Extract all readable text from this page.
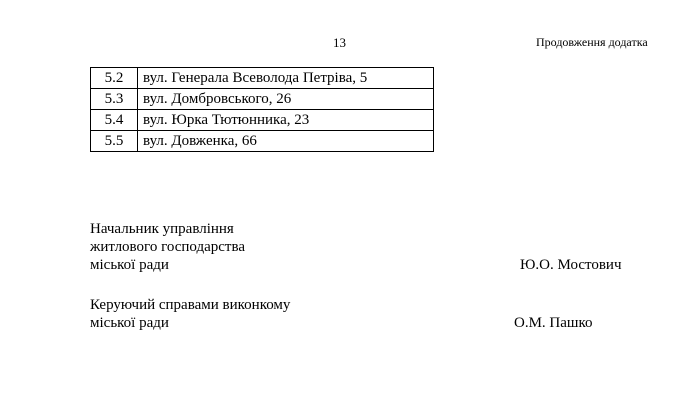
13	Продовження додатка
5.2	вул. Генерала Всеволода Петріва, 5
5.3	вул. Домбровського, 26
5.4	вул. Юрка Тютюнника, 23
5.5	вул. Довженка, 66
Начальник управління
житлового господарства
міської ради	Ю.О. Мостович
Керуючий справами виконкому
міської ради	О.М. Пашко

· · · · · · ·

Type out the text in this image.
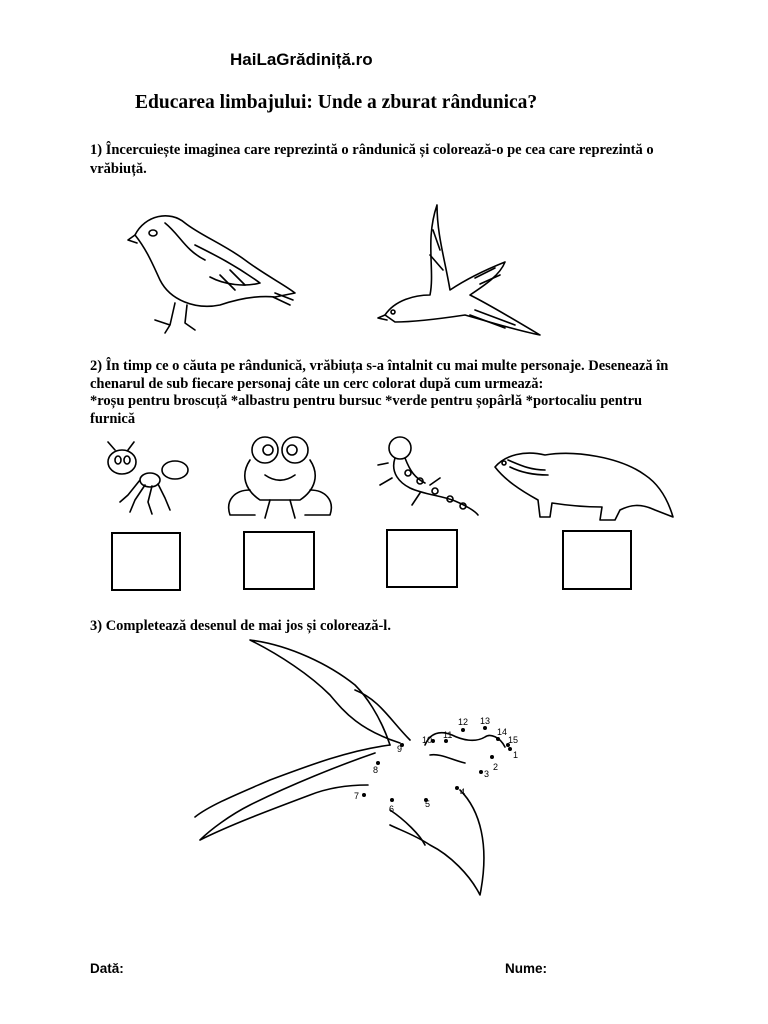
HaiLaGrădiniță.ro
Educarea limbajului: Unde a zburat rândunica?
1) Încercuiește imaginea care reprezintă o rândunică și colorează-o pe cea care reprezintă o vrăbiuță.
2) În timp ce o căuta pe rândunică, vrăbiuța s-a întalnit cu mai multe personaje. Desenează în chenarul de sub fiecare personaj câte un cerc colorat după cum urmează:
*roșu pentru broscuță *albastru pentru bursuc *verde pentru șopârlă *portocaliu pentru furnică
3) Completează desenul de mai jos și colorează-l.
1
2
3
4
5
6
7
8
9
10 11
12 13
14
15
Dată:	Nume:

· · · · · · ·

From the records above, pull out each line that has "ради".

§ Solution:
міської ради	Ю.О. Мостович
міської ради	О.М. Пашко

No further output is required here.